DATA FOR THE TASK —
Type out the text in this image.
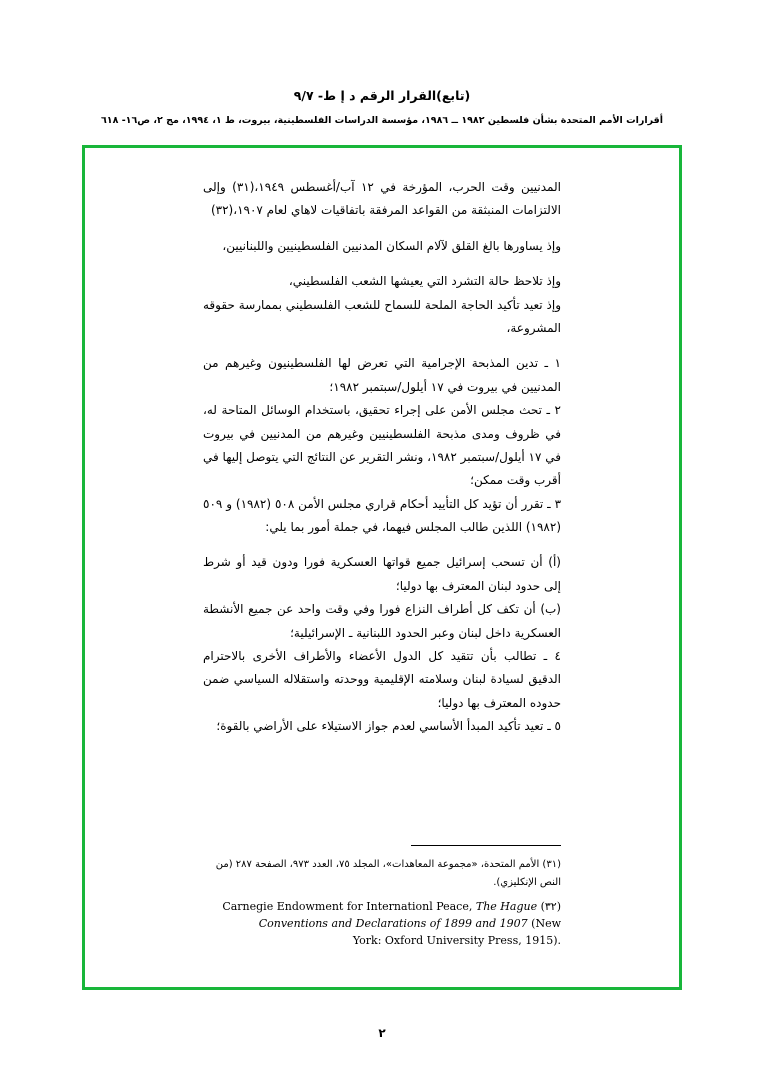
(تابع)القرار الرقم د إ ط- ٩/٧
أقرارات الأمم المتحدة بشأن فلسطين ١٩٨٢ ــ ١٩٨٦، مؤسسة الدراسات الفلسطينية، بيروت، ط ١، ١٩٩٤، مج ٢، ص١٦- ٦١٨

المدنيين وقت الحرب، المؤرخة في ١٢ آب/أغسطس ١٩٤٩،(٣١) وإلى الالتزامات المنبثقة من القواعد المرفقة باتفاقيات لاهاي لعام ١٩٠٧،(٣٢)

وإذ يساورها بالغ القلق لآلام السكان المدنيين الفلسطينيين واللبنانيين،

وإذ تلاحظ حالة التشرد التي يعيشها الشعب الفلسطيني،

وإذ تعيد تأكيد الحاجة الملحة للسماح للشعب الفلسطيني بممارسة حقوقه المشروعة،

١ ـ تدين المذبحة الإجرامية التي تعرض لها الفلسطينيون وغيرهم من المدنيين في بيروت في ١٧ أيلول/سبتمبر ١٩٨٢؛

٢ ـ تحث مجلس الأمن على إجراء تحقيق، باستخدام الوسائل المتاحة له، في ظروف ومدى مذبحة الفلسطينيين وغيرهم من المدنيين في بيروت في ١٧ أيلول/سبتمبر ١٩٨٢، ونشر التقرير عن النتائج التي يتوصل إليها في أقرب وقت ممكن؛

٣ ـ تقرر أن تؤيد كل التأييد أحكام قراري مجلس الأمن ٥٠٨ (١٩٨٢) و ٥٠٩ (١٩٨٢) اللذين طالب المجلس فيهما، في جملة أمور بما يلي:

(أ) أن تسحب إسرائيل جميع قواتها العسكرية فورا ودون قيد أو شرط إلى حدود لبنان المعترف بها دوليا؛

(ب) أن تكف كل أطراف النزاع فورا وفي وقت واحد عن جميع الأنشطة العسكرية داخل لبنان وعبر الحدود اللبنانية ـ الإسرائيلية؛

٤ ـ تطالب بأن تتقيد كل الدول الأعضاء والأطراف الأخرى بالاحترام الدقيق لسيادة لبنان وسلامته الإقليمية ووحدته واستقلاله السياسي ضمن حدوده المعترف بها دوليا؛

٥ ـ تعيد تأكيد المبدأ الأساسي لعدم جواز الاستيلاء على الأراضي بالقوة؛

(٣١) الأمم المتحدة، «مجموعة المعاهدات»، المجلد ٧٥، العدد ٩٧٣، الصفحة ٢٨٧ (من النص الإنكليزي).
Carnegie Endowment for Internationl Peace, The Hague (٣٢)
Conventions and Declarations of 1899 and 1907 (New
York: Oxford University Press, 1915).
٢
--
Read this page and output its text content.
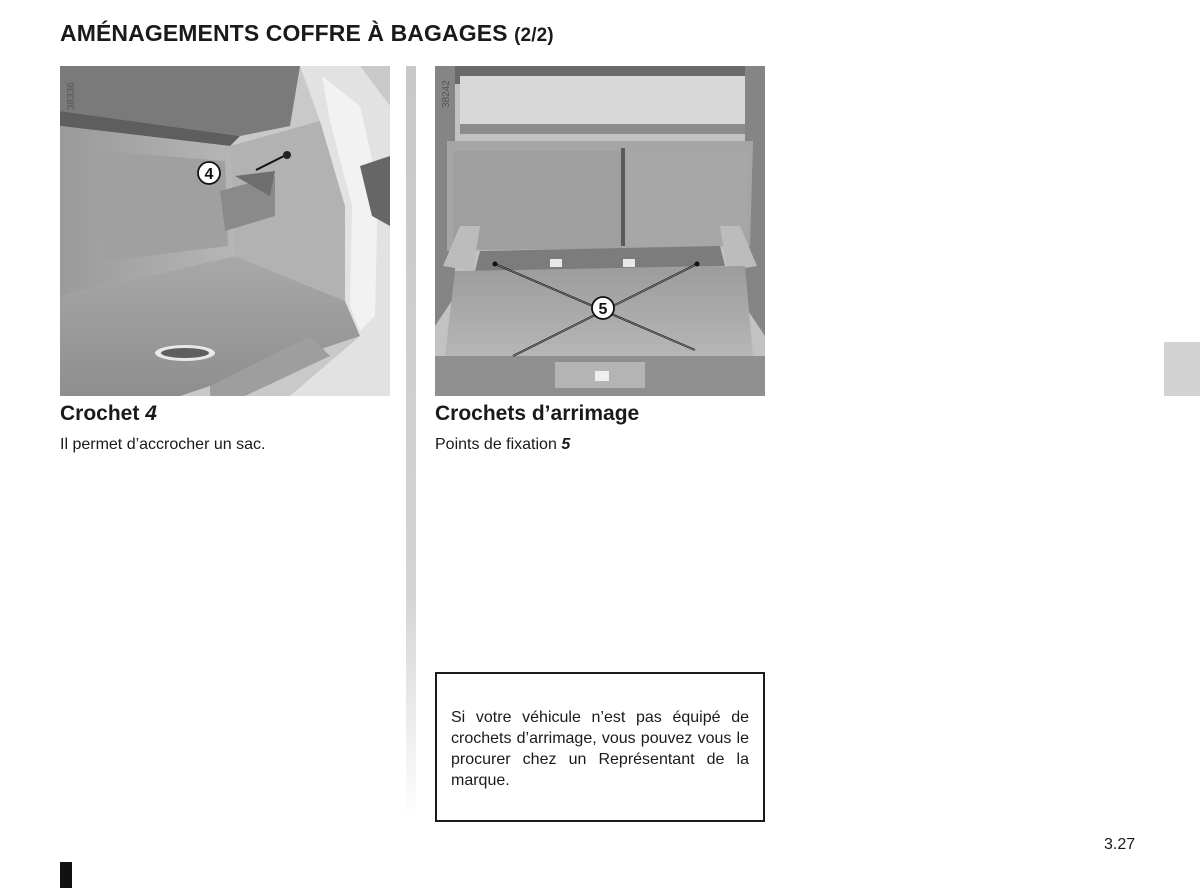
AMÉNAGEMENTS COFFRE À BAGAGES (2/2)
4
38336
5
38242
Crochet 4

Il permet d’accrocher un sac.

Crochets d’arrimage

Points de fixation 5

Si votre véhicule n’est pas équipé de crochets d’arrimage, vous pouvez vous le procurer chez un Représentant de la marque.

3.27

YOUR GOAL — Extract all lines containing the word "الفلسطينيين".

EXERCISE RESULT —
وإذ يساورها بالغ القلق لآلام السكان المدنيين الفلسطينيين واللبنانيين،
٢ ـ تحث مجلس الأمن على إجراء تحقيق، باستخدام الوسائل المتاحة له، في ظروف ومدى مذبحة الفلسطينيين وغيرهم من المدنيين في بيروت في ١٧ أيلول/سبتمبر ١٩٨٢، ونشر التقرير عن النتائج التي يتوصل إليها في أقرب وقت ممكن؛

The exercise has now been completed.